▶ **TASK DETAILS**: Transcribe the material below exactly as it appears.

#### RECORDS ####

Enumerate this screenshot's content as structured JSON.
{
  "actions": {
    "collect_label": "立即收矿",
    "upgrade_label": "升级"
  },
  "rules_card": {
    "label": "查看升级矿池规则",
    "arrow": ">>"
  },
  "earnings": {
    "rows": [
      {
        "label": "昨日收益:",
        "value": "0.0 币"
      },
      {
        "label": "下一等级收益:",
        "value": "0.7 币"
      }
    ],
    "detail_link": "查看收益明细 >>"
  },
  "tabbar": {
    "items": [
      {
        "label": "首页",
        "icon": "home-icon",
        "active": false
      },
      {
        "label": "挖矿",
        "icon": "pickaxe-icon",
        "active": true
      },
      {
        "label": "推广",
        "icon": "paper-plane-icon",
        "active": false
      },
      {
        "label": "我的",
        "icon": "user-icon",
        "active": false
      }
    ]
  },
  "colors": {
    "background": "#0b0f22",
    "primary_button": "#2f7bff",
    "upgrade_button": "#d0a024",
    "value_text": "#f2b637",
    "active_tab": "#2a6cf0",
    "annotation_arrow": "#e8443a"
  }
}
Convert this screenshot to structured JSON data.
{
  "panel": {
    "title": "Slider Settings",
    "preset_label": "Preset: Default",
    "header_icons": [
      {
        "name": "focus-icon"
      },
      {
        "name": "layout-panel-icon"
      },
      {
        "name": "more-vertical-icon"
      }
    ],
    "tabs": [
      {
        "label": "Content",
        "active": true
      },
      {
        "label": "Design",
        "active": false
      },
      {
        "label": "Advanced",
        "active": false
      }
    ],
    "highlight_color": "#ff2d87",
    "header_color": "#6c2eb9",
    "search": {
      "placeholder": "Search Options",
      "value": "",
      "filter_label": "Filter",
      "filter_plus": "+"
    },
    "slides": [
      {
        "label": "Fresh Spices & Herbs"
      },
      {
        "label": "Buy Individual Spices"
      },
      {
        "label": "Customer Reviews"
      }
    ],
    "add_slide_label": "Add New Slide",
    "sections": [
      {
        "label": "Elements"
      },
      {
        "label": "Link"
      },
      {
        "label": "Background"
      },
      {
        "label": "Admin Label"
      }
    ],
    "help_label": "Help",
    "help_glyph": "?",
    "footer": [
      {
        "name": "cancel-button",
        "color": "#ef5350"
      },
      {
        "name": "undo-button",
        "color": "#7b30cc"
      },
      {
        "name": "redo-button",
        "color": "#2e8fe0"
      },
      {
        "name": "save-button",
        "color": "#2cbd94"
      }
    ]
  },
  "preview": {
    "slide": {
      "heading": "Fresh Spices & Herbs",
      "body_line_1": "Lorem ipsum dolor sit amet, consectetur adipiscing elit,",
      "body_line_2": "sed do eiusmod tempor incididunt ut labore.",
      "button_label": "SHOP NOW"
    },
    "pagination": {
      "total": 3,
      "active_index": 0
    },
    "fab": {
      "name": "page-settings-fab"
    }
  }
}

####

▶ **RESULT**:
Enumerate this screenshot's content as structured JSON.
{
  "actions": {
    "collect_label": "立即收矿",
    "upgrade_label": "升级"
  },
  "rules_card": {
    "label": "查看升级矿池规则",
    "arrow": ">>"
  },
  "earnings": {
    "rows": [
      {
        "label": "昨日收益:",
        "value": "0.0 币"
      },
      {
        "label": "下一等级收益:",
        "value": "0.7 币"
      }
    ],
    "detail_link": "查看收益明细 >>"
  },
  "tabbar": {
    "items": [
      {
        "label": "首页",
        "icon": "home-icon",
        "active": false
      },
      {
        "label": "挖矿",
        "icon": "pickaxe-icon",
        "active": true
      },
      {
        "label": "推广",
        "icon": "paper-plane-icon",
        "active": false
      },
      {
        "label": "我的",
        "icon": "user-icon",
        "active": false
      }
    ]
  },
  "colors": {
    "background": "#0b0f22",
    "primary_button": "#2f7bff",
    "upgrade_button": "#d0a024",
    "value_text": "#f2b637",
    "active_tab": "#2a6cf0",
    "annotation_arrow": "#e8443a"
  }
}
Convert this screenshot to structured JSON data.
{
  "panel": {
    "title": "Slider Settings",
    "preset_label": "Preset: Default",
    "header_icons": [
      {
        "name": "focus-icon"
      },
      {
        "name": "layout-panel-icon"
      },
      {
        "name": "more-vertical-icon"
      }
    ],
    "tabs": [
      {
        "label": "Content",
        "active": true
      },
      {
        "label": "Design",
        "active": false
      },
      {
        "label": "Advanced",
        "active": false
      }
    ],
    "highlight_color": "#ff2d87",
    "header_color": "#6c2eb9",
    "search": {
      "placeholder": "Search Options",
      "value": "",
      "filter_label": "Filter",
      "filter_plus": "+"
    },
    "slides": [
      {
        "label": "Fresh Spices & Herbs"
      },
      {
        "label": "Buy Individual Spices"
      },
      {
        "label": "Customer Reviews"
      }
    ],
    "add_slide_label": "Add New Slide",
    "sections": [
      {
        "label": "Elements"
      },
      {
        "label": "Link"
      },
      {
        "label": "Background"
      },
      {
        "label": "Admin Label"
      }
    ],
    "help_label": "Help",
    "help_glyph": "?",
    "footer": [
      {
        "name": "cancel-button",
        "color": "#ef5350"
      },
      {
        "name": "undo-button",
        "color": "#7b30cc"
      },
      {
        "name": "redo-button",
        "color": "#2e8fe0"
      },
      {
        "name": "save-button",
        "color": "#2cbd94"
      }
    ]
  },
  "preview": {
    "slide": {
      "heading": "Fresh Spices & Herbs",
      "body_line_1": "Lorem ipsum dolor sit amet, consectetur adipiscing elit,",
      "body_line_2": "sed do eiusmod tempor incididunt ut labore.",
      "button_label": "SHOP NOW"
    },
    "pagination": {
      "total": 3,
      "active_index": 0
    },
    "fab": {
      "name": "page-settings-fab"
    }
  }
}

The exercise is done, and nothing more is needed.